### WHAT YOU ARE ASKED TO DO:
Find the lines of data that contain the string "承包人承担违约责任", then list them.

Stored records
'''
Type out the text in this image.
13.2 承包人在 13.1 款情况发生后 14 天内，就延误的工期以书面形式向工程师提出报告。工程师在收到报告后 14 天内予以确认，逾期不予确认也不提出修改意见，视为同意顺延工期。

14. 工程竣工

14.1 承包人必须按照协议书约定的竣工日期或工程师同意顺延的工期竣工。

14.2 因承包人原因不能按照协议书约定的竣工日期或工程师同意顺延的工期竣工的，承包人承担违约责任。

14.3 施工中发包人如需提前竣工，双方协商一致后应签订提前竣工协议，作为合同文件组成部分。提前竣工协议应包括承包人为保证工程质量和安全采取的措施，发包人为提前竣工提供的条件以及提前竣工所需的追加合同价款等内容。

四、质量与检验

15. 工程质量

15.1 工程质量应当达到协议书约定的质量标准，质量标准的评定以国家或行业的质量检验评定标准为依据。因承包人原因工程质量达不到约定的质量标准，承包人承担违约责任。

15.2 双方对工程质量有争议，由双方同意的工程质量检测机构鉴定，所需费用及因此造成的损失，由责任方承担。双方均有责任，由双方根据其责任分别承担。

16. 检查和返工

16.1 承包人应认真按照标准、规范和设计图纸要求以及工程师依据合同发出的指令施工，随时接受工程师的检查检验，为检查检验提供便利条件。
'''
### EXERCISE RESULT:
14.2 因承包人原因不能按照协议书约定的竣工日期或工程师同意顺延的工期竣工的，承包人承担违约责任。
15.1 工程质量应当达到协议书约定的质量标准，质量标准的评定以国家或行业的质量检验评定标准为依据。因承包人原因工程质量达不到约定的质量标准，承包人承担违约责任。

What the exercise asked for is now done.